**RECORDS TO USE**:
◇ ◇ ◇ ◇

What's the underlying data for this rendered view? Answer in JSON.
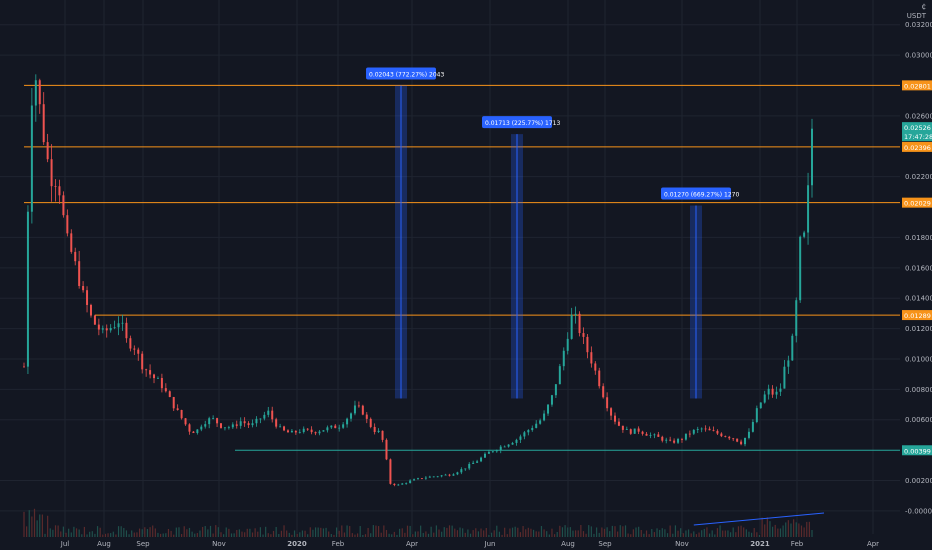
{
  "header": {
    "currency_symbol": "₵",
    "currency": "USDT"
  },
  "chart_data": {
    "type": "candlestick",
    "x_tick_labels": [
      "Jul",
      "Aug",
      "Sep",
      "Nov",
      "2020",
      "Feb",
      "Apr",
      "Jun",
      "Aug",
      "Sep",
      "Nov",
      "2021",
      "Feb",
      "Apr"
    ],
    "y_tick_labels": [
      "0.03200",
      "0.03000",
      "0.02600",
      "0.02200",
      "0.01800",
      "0.01600",
      "0.01400",
      "0.01200",
      "0.01000",
      "0.00800",
      "0.00600",
      "0.00200",
      "-0.00000"
    ],
    "ylim": [
      -0.0006,
      0.0333
    ],
    "current_price": {
      "value": "0.02526",
      "countdown": "17:47:28",
      "color": "#26a69a"
    },
    "horizontal_levels": [
      {
        "value": 0.02801,
        "label": "0.02801",
        "color": "#f7931a"
      },
      {
        "value": 0.02396,
        "label": "0.02396",
        "color": "#f7931a"
      },
      {
        "value": 0.02029,
        "label": "0.02029",
        "color": "#f7931a"
      },
      {
        "value": 0.01289,
        "label": "0.01289",
        "color": "#f7931a"
      },
      {
        "value": 0.00399,
        "label": "0.00399",
        "color": "#26a69a"
      }
    ],
    "measurements": [
      {
        "label": "0.02043 (772.27%) 2043",
        "top": 0.028,
        "bottom": 0.0074
      },
      {
        "label": "0.01713 (225.77%) 1713",
        "top": 0.0248,
        "bottom": 0.0074
      },
      {
        "label": "0.01270 (669.27%) 1270",
        "top": 0.0201,
        "bottom": 0.0074
      }
    ],
    "price_path": [
      [
        0,
        0.0095
      ],
      [
        5,
        0.027
      ],
      [
        9,
        0.0285
      ],
      [
        14,
        0.0252
      ],
      [
        20,
        0.022
      ],
      [
        26,
        0.0218
      ],
      [
        32,
        0.018
      ],
      [
        38,
        0.0165
      ],
      [
        45,
        0.0142
      ],
      [
        52,
        0.0125
      ],
      [
        60,
        0.0117
      ],
      [
        68,
        0.0122
      ],
      [
        73,
        0.0126
      ],
      [
        78,
        0.0112
      ],
      [
        84,
        0.0108
      ],
      [
        90,
        0.0096
      ],
      [
        97,
        0.0089
      ],
      [
        104,
        0.0084
      ],
      [
        112,
        0.0072
      ],
      [
        120,
        0.0061
      ],
      [
        126,
        0.0053
      ],
      [
        131,
        0.0052
      ],
      [
        136,
        0.0058
      ],
      [
        143,
        0.0061
      ],
      [
        150,
        0.0056
      ],
      [
        158,
        0.0055
      ],
      [
        165,
        0.0059
      ],
      [
        173,
        0.0056
      ],
      [
        180,
        0.0061
      ],
      [
        186,
        0.0065
      ],
      [
        190,
        0.0059
      ],
      [
        196,
        0.0053
      ],
      [
        203,
        0.0051
      ],
      [
        211,
        0.0053
      ],
      [
        220,
        0.0052
      ],
      [
        230,
        0.0054
      ],
      [
        240,
        0.0056
      ],
      [
        248,
        0.0063
      ],
      [
        253,
        0.0069
      ],
      [
        258,
        0.0065
      ],
      [
        262,
        0.0058
      ],
      [
        267,
        0.0053
      ],
      [
        272,
        0.0051
      ],
      [
        276,
        0.0033
      ],
      [
        279,
        0.0018
      ],
      [
        285,
        0.0017
      ],
      [
        295,
        0.002
      ],
      [
        305,
        0.0022
      ],
      [
        315,
        0.0023
      ],
      [
        325,
        0.0024
      ],
      [
        335,
        0.0028
      ],
      [
        345,
        0.0033
      ],
      [
        355,
        0.0039
      ],
      [
        365,
        0.0043
      ],
      [
        375,
        0.0047
      ],
      [
        385,
        0.0054
      ],
      [
        395,
        0.0061
      ],
      [
        402,
        0.0075
      ],
      [
        408,
        0.0094
      ],
      [
        413,
        0.0113
      ],
      [
        418,
        0.0131
      ],
      [
        423,
        0.0119
      ],
      [
        428,
        0.0107
      ],
      [
        433,
        0.0097
      ],
      [
        440,
        0.0079
      ],
      [
        446,
        0.0065
      ],
      [
        452,
        0.0057
      ],
      [
        460,
        0.0052
      ],
      [
        468,
        0.0053
      ],
      [
        476,
        0.005
      ],
      [
        484,
        0.0048
      ],
      [
        492,
        0.0045
      ],
      [
        500,
        0.0047
      ],
      [
        508,
        0.0052
      ],
      [
        516,
        0.0054
      ],
      [
        524,
        0.0052
      ],
      [
        532,
        0.005
      ],
      [
        540,
        0.0048
      ],
      [
        546,
        0.0045
      ],
      [
        552,
        0.0051
      ],
      [
        558,
        0.0066
      ],
      [
        563,
        0.0075
      ],
      [
        567,
        0.0079
      ],
      [
        572,
        0.0076
      ],
      [
        576,
        0.0081
      ],
      [
        580,
        0.0098
      ],
      [
        584,
        0.0105
      ],
      [
        587,
        0.0126
      ],
      [
        590,
        0.0157
      ],
      [
        592,
        0.0195
      ],
      [
        594,
        0.018
      ],
      [
        596,
        0.0195
      ],
      [
        598,
        0.0225
      ],
      [
        600,
        0.0252
      ]
    ]
  }
}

◇ ◇ ◇ ◇

**DIRECTIVE**: Repeat the material above word for word, please, apart from its images.

**REPLY TO THE EXERCISE**:
What's the underlying data for this rendered view? Answer in JSON.
{
  "header": {
    "currency_symbol": "₵",
    "currency": "USDT"
  },
  "chart_data": {
    "type": "candlestick",
    "x_tick_labels": [
      "Jul",
      "Aug",
      "Sep",
      "Nov",
      "2020",
      "Feb",
      "Apr",
      "Jun",
      "Aug",
      "Sep",
      "Nov",
      "2021",
      "Feb",
      "Apr"
    ],
    "y_tick_labels": [
      "0.03200",
      "0.03000",
      "0.02600",
      "0.02200",
      "0.01800",
      "0.01600",
      "0.01400",
      "0.01200",
      "0.01000",
      "0.00800",
      "0.00600",
      "0.00200",
      "-0.00000"
    ],
    "ylim": [
      -0.0006,
      0.0333
    ],
    "current_price": {
      "value": "0.02526",
      "countdown": "17:47:28",
      "color": "#26a69a"
    },
    "horizontal_levels": [
      {
        "value": 0.02801,
        "label": "0.02801",
        "color": "#f7931a"
      },
      {
        "value": 0.02396,
        "label": "0.02396",
        "color": "#f7931a"
      },
      {
        "value": 0.02029,
        "label": "0.02029",
        "color": "#f7931a"
      },
      {
        "value": 0.01289,
        "label": "0.01289",
        "color": "#f7931a"
      },
      {
        "value": 0.00399,
        "label": "0.00399",
        "color": "#26a69a"
      }
    ],
    "measurements": [
      {
        "label": "0.02043 (772.27%) 2043",
        "top": 0.028,
        "bottom": 0.0074
      },
      {
        "label": "0.01713 (225.77%) 1713",
        "top": 0.0248,
        "bottom": 0.0074
      },
      {
        "label": "0.01270 (669.27%) 1270",
        "top": 0.0201,
        "bottom": 0.0074
      }
    ],
    "price_path": [
      [
        0,
        0.0095
      ],
      [
        5,
        0.027
      ],
      [
        9,
        0.0285
      ],
      [
        14,
        0.0252
      ],
      [
        20,
        0.022
      ],
      [
        26,
        0.0218
      ],
      [
        32,
        0.018
      ],
      [
        38,
        0.0165
      ],
      [
        45,
        0.0142
      ],
      [
        52,
        0.0125
      ],
      [
        60,
        0.0117
      ],
      [
        68,
        0.0122
      ],
      [
        73,
        0.0126
      ],
      [
        78,
        0.0112
      ],
      [
        84,
        0.0108
      ],
      [
        90,
        0.0096
      ],
      [
        97,
        0.0089
      ],
      [
        104,
        0.0084
      ],
      [
        112,
        0.0072
      ],
      [
        120,
        0.0061
      ],
      [
        126,
        0.0053
      ],
      [
        131,
        0.0052
      ],
      [
        136,
        0.0058
      ],
      [
        143,
        0.0061
      ],
      [
        150,
        0.0056
      ],
      [
        158,
        0.0055
      ],
      [
        165,
        0.0059
      ],
      [
        173,
        0.0056
      ],
      [
        180,
        0.0061
      ],
      [
        186,
        0.0065
      ],
      [
        190,
        0.0059
      ],
      [
        196,
        0.0053
      ],
      [
        203,
        0.0051
      ],
      [
        211,
        0.0053
      ],
      [
        220,
        0.0052
      ],
      [
        230,
        0.0054
      ],
      [
        240,
        0.0056
      ],
      [
        248,
        0.0063
      ],
      [
        253,
        0.0069
      ],
      [
        258,
        0.0065
      ],
      [
        262,
        0.0058
      ],
      [
        267,
        0.0053
      ],
      [
        272,
        0.0051
      ],
      [
        276,
        0.0033
      ],
      [
        279,
        0.0018
      ],
      [
        285,
        0.0017
      ],
      [
        295,
        0.002
      ],
      [
        305,
        0.0022
      ],
      [
        315,
        0.0023
      ],
      [
        325,
        0.0024
      ],
      [
        335,
        0.0028
      ],
      [
        345,
        0.0033
      ],
      [
        355,
        0.0039
      ],
      [
        365,
        0.0043
      ],
      [
        375,
        0.0047
      ],
      [
        385,
        0.0054
      ],
      [
        395,
        0.0061
      ],
      [
        402,
        0.0075
      ],
      [
        408,
        0.0094
      ],
      [
        413,
        0.0113
      ],
      [
        418,
        0.0131
      ],
      [
        423,
        0.0119
      ],
      [
        428,
        0.0107
      ],
      [
        433,
        0.0097
      ],
      [
        440,
        0.0079
      ],
      [
        446,
        0.0065
      ],
      [
        452,
        0.0057
      ],
      [
        460,
        0.0052
      ],
      [
        468,
        0.0053
      ],
      [
        476,
        0.005
      ],
      [
        484,
        0.0048
      ],
      [
        492,
        0.0045
      ],
      [
        500,
        0.0047
      ],
      [
        508,
        0.0052
      ],
      [
        516,
        0.0054
      ],
      [
        524,
        0.0052
      ],
      [
        532,
        0.005
      ],
      [
        540,
        0.0048
      ],
      [
        546,
        0.0045
      ],
      [
        552,
        0.0051
      ],
      [
        558,
        0.0066
      ],
      [
        563,
        0.0075
      ],
      [
        567,
        0.0079
      ],
      [
        572,
        0.0076
      ],
      [
        576,
        0.0081
      ],
      [
        580,
        0.0098
      ],
      [
        584,
        0.0105
      ],
      [
        587,
        0.0126
      ],
      [
        590,
        0.0157
      ],
      [
        592,
        0.0195
      ],
      [
        594,
        0.018
      ],
      [
        596,
        0.0195
      ],
      [
        598,
        0.0225
      ],
      [
        600,
        0.0252
      ]
    ]
  }
}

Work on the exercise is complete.